(Region annotation records)
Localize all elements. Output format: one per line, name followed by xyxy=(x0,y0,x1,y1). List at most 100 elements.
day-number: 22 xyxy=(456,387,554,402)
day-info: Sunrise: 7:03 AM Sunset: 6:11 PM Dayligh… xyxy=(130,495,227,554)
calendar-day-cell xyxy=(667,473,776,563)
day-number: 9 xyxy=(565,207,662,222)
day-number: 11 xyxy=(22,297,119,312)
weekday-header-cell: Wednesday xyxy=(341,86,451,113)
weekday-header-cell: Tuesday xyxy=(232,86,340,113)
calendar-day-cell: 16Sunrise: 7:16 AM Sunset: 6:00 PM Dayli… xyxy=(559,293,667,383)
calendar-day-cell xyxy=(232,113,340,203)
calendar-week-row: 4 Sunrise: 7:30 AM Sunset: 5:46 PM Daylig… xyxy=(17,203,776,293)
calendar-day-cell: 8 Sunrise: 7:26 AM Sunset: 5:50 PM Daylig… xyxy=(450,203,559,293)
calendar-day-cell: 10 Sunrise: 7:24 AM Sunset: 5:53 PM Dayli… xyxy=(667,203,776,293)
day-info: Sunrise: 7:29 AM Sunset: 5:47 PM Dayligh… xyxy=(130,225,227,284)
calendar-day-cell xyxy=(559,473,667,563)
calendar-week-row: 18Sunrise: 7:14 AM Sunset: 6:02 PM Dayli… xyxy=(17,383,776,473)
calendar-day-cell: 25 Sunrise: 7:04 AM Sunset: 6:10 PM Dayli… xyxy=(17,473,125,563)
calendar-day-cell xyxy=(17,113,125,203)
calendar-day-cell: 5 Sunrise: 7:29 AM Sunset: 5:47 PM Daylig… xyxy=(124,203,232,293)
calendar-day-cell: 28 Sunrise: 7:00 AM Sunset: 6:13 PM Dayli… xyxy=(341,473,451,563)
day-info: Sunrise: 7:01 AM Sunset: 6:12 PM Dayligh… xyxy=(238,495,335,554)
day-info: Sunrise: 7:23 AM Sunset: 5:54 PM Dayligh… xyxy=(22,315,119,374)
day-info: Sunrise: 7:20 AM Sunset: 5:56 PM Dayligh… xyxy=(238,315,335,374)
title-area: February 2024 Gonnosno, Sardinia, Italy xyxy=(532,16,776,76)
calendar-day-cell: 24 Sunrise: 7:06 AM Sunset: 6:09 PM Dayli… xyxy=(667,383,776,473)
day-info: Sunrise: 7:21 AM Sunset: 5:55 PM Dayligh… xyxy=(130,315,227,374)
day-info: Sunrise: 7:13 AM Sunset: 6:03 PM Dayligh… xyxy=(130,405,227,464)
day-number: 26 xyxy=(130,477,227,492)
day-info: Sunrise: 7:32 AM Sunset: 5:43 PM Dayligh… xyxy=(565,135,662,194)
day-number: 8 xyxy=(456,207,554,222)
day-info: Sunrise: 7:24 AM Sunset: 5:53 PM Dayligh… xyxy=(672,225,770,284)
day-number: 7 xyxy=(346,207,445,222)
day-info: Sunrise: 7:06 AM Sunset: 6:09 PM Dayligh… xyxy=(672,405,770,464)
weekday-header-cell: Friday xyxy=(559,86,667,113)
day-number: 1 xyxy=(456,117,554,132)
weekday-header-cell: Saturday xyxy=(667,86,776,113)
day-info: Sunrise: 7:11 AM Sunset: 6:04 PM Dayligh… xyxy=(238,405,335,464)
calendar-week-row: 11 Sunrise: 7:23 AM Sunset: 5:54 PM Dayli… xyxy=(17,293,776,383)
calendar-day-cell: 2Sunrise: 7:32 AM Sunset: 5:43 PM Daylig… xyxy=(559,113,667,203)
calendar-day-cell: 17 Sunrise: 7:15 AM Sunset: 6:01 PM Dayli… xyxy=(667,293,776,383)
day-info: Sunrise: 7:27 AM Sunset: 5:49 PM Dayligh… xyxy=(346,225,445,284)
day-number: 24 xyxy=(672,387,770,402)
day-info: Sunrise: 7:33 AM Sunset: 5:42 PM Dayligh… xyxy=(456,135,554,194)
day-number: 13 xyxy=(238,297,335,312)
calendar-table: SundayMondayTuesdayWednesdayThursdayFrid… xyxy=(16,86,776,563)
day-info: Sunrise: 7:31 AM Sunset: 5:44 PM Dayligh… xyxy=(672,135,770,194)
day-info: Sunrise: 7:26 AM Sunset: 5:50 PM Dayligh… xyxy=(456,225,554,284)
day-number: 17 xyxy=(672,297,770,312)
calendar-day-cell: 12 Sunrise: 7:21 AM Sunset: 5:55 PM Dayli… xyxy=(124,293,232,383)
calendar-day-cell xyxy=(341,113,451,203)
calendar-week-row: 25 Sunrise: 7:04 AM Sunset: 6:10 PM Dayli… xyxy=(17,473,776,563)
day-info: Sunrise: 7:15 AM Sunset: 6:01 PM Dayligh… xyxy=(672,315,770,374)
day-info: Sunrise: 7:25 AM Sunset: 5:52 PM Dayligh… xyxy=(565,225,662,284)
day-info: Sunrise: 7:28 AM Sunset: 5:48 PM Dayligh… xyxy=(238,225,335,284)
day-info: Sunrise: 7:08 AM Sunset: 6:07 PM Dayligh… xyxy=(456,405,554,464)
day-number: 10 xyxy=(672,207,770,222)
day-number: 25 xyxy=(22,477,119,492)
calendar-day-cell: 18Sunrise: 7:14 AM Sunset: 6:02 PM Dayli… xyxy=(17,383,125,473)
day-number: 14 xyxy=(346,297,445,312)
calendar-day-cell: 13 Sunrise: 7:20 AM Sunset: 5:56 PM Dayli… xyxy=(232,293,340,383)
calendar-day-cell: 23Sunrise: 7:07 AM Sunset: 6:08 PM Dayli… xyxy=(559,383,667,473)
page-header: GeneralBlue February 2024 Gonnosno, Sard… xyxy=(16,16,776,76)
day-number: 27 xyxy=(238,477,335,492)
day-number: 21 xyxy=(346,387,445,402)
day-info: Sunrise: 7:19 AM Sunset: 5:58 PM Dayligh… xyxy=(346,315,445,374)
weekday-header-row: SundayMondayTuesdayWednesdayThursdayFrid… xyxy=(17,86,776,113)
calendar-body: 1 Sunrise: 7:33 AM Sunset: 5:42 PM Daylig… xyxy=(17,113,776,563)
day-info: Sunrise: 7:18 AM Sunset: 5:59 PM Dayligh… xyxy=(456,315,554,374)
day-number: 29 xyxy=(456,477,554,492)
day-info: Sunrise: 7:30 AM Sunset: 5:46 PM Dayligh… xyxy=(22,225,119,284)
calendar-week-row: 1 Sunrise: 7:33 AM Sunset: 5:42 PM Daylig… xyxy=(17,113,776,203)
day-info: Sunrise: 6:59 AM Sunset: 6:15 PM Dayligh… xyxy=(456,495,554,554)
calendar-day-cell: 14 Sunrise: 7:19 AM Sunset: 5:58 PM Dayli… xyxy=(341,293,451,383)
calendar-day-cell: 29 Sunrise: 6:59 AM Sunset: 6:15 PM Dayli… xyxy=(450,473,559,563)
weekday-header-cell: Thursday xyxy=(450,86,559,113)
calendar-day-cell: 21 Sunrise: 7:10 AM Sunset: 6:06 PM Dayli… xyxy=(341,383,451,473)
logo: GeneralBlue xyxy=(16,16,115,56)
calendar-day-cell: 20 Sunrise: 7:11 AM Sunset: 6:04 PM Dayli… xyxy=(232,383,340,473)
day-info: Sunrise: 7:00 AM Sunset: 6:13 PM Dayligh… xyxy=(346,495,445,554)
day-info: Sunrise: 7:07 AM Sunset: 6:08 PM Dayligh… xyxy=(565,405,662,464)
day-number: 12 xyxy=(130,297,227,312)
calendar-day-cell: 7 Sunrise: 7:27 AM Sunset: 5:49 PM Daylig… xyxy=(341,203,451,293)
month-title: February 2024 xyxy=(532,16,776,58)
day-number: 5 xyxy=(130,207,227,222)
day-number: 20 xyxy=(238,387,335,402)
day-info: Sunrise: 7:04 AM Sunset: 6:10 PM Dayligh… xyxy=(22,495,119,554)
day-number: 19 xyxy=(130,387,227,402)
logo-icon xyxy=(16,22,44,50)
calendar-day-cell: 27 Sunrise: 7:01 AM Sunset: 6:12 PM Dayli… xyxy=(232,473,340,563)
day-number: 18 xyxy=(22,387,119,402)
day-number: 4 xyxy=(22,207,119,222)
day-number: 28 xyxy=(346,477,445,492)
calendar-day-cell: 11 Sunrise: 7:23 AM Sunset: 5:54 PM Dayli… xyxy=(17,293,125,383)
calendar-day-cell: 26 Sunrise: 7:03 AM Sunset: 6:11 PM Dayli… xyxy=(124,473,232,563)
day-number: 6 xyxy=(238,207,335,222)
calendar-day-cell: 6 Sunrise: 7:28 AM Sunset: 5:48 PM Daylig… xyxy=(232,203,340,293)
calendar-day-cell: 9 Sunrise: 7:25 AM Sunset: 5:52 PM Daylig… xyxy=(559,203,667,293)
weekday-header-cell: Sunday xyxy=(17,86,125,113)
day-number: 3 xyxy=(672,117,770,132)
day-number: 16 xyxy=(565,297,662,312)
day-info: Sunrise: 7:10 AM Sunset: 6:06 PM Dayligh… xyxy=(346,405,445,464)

» **Exercise goal**
Copy the stretch of the data above from its first line through the line containing "weekday-header-cell: Saturday xyxy=(667,86,776,113)", both ends included, and nothing else.

» **Reply to the exercise**
Localize all elements. Output format: one per line, name followed by xyxy=(x0,y0,x1,y1). List at most 100 elements.
day-number: 22 xyxy=(456,387,554,402)
day-info: Sunrise: 7:03 AM Sunset: 6:11 PM Dayligh… xyxy=(130,495,227,554)
calendar-day-cell xyxy=(667,473,776,563)
day-number: 9 xyxy=(565,207,662,222)
day-number: 11 xyxy=(22,297,119,312)
weekday-header-cell: Wednesday xyxy=(341,86,451,113)
weekday-header-cell: Tuesday xyxy=(232,86,340,113)
calendar-day-cell: 16Sunrise: 7:16 AM Sunset: 6:00 PM Dayli… xyxy=(559,293,667,383)
calendar-day-cell xyxy=(232,113,340,203)
calendar-week-row: 4 Sunrise: 7:30 AM Sunset: 5:46 PM Daylig… xyxy=(17,203,776,293)
calendar-day-cell: 8 Sunrise: 7:26 AM Sunset: 5:50 PM Daylig… xyxy=(450,203,559,293)
calendar-day-cell: 10 Sunrise: 7:24 AM Sunset: 5:53 PM Dayli… xyxy=(667,203,776,293)
day-info: Sunrise: 7:29 AM Sunset: 5:47 PM Dayligh… xyxy=(130,225,227,284)
calendar-day-cell xyxy=(559,473,667,563)
calendar-week-row: 18Sunrise: 7:14 AM Sunset: 6:02 PM Dayli… xyxy=(17,383,776,473)
calendar-day-cell: 25 Sunrise: 7:04 AM Sunset: 6:10 PM Dayli… xyxy=(17,473,125,563)
calendar-day-cell xyxy=(17,113,125,203)
calendar-day-cell: 5 Sunrise: 7:29 AM Sunset: 5:47 PM Daylig… xyxy=(124,203,232,293)
calendar-day-cell: 28 Sunrise: 7:00 AM Sunset: 6:13 PM Dayli… xyxy=(341,473,451,563)
day-info: Sunrise: 7:01 AM Sunset: 6:12 PM Dayligh… xyxy=(238,495,335,554)
day-info: Sunrise: 7:23 AM Sunset: 5:54 PM Dayligh… xyxy=(22,315,119,374)
day-info: Sunrise: 7:20 AM Sunset: 5:56 PM Dayligh… xyxy=(238,315,335,374)
title-area: February 2024 Gonnosno, Sardinia, Italy xyxy=(532,16,776,76)
calendar-day-cell: 24 Sunrise: 7:06 AM Sunset: 6:09 PM Dayli… xyxy=(667,383,776,473)
day-info: Sunrise: 7:21 AM Sunset: 5:55 PM Dayligh… xyxy=(130,315,227,374)
day-info: Sunrise: 7:13 AM Sunset: 6:03 PM Dayligh… xyxy=(130,405,227,464)
day-number: 26 xyxy=(130,477,227,492)
day-info: Sunrise: 7:32 AM Sunset: 5:43 PM Dayligh… xyxy=(565,135,662,194)
day-number: 8 xyxy=(456,207,554,222)
day-info: Sunrise: 7:24 AM Sunset: 5:53 PM Dayligh… xyxy=(672,225,770,284)
day-number: 7 xyxy=(346,207,445,222)
day-info: Sunrise: 7:06 AM Sunset: 6:09 PM Dayligh… xyxy=(672,405,770,464)
weekday-header-cell: Friday xyxy=(559,86,667,113)
day-number: 1 xyxy=(456,117,554,132)
weekday-header-cell: Saturday xyxy=(667,86,776,113)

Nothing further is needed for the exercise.